» PROBLEM TO SOLVE
Wherever a line holds the word "clock", copy that line out.

(Figure contents as structured data)

* BEGIN *

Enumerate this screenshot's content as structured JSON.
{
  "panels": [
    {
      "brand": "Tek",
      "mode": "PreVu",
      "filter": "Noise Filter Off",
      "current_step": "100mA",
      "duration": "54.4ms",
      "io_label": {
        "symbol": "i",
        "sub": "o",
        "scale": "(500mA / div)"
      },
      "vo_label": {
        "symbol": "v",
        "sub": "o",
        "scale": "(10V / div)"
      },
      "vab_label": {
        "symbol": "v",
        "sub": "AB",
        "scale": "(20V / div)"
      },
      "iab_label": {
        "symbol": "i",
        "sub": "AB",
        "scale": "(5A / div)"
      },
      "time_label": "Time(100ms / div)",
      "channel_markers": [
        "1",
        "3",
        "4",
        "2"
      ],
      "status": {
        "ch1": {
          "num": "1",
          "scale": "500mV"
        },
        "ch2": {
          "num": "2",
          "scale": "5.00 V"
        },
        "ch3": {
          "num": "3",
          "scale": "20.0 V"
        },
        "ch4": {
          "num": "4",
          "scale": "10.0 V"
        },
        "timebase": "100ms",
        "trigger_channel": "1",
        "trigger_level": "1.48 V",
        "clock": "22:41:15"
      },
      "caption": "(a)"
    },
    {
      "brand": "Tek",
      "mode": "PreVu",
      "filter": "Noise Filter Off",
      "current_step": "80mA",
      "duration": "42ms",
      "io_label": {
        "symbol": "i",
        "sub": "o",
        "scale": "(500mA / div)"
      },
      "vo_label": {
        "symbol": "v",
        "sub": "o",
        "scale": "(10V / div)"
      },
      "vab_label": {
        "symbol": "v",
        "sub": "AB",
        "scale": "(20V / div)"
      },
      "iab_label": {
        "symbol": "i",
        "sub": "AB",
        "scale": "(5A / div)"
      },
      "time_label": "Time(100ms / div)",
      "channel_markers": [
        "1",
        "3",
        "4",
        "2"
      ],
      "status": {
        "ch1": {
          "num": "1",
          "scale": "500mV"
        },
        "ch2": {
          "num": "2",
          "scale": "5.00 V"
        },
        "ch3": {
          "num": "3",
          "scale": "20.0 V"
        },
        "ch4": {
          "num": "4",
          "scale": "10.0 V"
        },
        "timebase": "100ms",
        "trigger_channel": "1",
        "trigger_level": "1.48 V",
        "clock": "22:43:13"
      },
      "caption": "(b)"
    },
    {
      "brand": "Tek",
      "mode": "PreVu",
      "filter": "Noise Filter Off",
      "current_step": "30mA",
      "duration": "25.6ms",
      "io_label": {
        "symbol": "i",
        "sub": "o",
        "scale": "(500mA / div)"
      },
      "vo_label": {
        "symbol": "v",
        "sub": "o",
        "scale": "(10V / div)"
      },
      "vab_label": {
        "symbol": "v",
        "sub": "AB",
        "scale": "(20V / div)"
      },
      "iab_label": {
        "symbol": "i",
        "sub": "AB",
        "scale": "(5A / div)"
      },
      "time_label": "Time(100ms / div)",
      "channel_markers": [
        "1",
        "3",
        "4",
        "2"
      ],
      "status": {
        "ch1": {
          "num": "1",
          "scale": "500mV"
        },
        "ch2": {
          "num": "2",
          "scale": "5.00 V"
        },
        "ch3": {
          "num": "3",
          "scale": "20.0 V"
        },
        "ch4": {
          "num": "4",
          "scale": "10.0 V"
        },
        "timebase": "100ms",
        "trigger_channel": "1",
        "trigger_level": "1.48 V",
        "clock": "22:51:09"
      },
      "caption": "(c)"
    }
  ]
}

* END *

» EXERCISE OUTPUT
        "clock": "22:41:15"
        "clock": "22:43:13"
        "clock": "22:51:09"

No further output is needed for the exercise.